Records to use:
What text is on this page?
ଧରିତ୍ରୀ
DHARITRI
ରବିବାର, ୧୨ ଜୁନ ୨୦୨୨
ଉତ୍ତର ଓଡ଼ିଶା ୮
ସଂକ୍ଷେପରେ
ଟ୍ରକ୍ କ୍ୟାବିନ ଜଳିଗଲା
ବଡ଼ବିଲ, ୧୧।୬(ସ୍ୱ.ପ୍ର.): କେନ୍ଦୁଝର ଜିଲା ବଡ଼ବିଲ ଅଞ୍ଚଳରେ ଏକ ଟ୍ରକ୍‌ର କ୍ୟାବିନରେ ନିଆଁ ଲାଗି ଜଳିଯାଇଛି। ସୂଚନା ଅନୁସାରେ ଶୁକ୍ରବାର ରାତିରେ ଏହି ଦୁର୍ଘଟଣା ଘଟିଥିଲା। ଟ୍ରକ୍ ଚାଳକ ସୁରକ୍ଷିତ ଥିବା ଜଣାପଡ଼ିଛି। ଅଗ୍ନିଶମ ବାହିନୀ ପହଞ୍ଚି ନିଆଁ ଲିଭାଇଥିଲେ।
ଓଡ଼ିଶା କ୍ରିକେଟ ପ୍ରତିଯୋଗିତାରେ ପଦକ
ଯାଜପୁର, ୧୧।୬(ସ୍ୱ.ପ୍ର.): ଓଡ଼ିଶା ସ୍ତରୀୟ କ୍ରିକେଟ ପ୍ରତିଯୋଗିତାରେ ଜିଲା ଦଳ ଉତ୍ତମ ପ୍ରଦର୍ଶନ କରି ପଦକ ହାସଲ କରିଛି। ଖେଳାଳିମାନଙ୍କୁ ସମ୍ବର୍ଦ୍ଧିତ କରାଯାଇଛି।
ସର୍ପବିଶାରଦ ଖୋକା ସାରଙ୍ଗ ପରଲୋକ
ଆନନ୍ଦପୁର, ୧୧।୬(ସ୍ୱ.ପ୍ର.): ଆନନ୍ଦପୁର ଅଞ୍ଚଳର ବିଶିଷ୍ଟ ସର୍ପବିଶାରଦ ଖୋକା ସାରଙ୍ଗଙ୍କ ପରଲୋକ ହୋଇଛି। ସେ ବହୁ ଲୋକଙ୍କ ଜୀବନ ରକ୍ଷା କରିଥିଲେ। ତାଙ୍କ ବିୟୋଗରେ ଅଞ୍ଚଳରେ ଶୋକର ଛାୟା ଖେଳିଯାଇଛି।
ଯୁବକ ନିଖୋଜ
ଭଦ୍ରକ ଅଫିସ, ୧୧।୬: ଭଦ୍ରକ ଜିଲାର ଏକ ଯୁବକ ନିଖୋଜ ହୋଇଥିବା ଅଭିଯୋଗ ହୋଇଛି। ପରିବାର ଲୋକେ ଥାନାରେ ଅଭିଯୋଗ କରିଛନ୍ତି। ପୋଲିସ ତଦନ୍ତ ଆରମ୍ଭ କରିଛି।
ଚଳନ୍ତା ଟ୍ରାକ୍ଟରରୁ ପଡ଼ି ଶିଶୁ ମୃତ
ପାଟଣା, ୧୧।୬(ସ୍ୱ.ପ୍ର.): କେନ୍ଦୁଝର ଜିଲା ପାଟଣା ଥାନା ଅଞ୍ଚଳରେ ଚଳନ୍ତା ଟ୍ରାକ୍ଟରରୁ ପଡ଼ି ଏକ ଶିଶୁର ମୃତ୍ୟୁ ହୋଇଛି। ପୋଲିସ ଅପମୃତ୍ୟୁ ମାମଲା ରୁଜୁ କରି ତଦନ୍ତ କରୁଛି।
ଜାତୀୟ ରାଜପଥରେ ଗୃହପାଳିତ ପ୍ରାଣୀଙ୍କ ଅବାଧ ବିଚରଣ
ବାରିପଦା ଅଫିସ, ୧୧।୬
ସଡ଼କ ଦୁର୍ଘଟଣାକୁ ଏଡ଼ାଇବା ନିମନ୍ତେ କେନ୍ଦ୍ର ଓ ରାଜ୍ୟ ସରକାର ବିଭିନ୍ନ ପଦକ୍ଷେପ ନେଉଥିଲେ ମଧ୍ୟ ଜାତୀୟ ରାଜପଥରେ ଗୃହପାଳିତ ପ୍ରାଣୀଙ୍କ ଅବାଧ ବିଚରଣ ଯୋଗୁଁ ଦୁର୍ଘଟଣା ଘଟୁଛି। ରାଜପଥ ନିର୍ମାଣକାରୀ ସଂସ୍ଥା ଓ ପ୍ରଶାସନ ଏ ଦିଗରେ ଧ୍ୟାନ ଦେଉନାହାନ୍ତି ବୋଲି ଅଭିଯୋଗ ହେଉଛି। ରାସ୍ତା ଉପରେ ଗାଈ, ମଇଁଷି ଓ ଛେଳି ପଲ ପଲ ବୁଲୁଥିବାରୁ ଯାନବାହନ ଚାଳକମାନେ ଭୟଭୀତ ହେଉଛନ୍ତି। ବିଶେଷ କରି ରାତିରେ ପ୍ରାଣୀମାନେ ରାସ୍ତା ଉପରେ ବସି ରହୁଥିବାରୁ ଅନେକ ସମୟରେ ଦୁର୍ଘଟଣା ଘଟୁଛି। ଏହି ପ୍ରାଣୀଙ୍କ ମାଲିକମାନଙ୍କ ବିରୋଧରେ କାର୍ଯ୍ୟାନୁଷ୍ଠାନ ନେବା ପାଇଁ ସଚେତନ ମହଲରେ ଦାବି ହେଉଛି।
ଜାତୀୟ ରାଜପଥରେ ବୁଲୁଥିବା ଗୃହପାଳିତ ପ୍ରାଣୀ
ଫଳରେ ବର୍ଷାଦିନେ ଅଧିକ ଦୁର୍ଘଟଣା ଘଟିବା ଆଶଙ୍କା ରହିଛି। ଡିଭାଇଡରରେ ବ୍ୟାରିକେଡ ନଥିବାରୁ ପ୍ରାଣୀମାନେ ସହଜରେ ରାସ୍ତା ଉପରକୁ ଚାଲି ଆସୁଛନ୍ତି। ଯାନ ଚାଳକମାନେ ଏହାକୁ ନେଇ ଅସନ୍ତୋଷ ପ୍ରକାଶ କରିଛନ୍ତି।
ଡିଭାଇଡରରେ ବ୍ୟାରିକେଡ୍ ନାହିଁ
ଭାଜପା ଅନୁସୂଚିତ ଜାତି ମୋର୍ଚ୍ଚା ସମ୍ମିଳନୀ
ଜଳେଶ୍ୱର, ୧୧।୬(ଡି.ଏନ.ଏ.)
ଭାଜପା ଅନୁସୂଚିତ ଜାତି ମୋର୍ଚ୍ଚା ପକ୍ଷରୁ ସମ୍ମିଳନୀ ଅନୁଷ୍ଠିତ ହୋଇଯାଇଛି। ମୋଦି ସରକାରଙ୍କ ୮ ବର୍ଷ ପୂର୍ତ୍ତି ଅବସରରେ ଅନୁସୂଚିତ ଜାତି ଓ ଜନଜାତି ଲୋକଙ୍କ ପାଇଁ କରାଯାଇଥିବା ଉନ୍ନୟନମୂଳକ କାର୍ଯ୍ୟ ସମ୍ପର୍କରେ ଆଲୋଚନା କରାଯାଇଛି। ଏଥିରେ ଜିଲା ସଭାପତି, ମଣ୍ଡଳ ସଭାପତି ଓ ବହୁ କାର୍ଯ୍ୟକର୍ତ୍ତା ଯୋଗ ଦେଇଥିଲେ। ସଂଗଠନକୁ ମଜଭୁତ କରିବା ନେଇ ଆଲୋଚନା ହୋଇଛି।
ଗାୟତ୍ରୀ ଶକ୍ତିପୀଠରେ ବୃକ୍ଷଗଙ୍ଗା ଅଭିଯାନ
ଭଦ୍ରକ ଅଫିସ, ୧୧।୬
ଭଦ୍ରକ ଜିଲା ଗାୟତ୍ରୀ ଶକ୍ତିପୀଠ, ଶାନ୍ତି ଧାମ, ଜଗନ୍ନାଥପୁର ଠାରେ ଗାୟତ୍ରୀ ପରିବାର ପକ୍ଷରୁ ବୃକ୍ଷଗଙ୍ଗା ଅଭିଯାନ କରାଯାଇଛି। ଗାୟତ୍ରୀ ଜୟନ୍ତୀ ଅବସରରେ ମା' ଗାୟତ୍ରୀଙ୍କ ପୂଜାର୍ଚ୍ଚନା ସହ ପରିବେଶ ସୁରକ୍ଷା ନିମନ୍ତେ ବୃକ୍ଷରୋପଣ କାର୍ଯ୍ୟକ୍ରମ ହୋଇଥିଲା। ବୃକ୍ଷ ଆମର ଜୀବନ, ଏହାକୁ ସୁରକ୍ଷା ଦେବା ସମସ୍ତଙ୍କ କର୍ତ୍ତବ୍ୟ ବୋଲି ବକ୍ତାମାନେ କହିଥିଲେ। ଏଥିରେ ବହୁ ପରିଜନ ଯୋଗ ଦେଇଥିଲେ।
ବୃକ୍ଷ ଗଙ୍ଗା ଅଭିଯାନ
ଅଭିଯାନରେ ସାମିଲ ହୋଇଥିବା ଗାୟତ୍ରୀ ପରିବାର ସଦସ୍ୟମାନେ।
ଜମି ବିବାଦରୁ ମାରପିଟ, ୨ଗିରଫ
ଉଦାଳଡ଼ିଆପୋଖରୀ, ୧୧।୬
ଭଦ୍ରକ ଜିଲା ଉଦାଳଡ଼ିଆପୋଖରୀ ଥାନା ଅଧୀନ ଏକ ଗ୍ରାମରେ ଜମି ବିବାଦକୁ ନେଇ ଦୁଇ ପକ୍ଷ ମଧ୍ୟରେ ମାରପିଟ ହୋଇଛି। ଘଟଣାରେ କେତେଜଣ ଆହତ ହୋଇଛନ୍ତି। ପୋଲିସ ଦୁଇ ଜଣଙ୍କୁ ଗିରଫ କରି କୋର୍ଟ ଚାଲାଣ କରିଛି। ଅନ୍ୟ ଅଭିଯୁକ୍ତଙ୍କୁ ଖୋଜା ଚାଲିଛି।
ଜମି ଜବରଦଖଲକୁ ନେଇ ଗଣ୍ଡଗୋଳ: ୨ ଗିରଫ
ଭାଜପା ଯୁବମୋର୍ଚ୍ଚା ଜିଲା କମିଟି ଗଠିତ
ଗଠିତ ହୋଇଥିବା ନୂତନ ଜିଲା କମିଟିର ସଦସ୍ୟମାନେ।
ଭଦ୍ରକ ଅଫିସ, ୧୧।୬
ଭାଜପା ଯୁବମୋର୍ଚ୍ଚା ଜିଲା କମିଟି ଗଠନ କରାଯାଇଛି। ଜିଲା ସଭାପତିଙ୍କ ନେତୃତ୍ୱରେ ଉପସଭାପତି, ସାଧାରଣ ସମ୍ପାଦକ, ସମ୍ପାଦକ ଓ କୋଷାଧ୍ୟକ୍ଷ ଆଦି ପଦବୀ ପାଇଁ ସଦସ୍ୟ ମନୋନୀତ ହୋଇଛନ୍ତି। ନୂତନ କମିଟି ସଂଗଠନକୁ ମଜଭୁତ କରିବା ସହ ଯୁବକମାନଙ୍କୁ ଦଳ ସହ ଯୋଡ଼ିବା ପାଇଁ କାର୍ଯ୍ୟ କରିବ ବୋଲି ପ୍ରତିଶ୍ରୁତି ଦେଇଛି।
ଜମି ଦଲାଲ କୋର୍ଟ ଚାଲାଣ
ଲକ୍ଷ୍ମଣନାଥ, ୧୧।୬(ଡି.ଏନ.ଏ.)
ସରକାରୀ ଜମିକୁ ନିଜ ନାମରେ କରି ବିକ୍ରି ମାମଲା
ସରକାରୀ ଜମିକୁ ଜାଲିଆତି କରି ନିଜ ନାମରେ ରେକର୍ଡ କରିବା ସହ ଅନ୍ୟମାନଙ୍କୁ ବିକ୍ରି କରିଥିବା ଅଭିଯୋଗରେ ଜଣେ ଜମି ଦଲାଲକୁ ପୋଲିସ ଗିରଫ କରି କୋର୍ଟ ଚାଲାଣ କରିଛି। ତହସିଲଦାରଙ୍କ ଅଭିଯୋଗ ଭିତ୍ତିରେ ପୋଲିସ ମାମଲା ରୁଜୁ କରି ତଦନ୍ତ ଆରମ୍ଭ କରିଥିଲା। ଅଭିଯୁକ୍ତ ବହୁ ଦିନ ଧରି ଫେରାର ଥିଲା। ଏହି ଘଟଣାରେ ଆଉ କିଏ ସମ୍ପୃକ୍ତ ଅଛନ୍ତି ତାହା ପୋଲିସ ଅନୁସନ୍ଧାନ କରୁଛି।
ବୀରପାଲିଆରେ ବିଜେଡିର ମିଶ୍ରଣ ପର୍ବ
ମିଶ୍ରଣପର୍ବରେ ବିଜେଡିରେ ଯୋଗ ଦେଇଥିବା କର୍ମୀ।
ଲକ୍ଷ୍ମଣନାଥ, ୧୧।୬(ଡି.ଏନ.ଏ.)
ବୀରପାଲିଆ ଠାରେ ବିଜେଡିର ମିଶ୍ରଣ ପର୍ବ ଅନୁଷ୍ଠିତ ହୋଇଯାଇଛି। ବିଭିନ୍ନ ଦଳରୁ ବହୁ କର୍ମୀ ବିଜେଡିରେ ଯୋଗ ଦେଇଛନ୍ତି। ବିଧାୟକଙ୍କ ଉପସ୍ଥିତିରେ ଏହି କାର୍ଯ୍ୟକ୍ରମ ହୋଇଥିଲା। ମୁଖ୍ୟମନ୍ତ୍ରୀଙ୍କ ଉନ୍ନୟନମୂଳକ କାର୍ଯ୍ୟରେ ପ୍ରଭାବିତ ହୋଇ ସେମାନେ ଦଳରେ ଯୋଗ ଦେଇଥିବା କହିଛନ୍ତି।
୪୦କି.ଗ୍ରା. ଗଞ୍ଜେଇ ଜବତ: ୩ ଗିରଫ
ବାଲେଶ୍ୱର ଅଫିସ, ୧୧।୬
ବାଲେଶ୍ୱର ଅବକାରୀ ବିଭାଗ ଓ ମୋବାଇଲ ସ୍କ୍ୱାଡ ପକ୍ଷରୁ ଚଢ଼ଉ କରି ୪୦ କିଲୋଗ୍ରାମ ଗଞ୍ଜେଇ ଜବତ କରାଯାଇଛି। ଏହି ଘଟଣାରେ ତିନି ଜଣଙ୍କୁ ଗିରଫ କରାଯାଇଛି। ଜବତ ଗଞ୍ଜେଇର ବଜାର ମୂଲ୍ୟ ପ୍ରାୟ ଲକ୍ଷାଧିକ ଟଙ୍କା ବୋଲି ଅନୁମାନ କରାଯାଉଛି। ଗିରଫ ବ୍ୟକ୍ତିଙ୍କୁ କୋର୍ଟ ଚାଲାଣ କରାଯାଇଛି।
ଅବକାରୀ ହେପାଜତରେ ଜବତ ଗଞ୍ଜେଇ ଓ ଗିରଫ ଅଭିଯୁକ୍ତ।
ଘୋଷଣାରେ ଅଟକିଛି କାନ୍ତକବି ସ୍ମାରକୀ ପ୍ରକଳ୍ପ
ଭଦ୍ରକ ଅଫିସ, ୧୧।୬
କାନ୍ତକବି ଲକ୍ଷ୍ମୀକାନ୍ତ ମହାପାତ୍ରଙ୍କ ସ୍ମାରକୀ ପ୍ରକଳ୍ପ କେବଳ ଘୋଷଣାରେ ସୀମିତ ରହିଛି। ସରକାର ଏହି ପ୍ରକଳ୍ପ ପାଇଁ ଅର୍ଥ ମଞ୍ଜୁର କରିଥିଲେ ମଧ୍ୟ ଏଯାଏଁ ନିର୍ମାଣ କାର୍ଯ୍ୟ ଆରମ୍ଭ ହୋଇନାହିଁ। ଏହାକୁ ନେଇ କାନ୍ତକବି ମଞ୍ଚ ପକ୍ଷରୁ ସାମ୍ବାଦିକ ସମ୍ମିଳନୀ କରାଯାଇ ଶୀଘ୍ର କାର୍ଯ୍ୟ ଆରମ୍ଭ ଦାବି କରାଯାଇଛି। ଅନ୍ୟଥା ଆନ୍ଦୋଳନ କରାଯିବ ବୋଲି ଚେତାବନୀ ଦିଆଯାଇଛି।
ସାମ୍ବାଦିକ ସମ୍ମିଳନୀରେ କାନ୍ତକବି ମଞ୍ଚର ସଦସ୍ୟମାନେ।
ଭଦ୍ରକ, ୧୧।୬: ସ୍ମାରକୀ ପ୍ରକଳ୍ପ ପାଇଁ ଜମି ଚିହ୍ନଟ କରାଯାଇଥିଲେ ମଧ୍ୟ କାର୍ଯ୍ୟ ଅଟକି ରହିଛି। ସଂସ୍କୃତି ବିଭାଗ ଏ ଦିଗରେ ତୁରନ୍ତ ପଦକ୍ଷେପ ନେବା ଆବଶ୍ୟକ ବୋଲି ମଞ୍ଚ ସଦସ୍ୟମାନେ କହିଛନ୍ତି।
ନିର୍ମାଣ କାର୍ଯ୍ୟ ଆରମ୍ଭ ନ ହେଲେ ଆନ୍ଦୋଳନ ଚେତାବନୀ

Exercise:
Count the lines of the listing above that include the word "ଗଠନକ" and state the total with nothing else.

Answer for this exercise:
2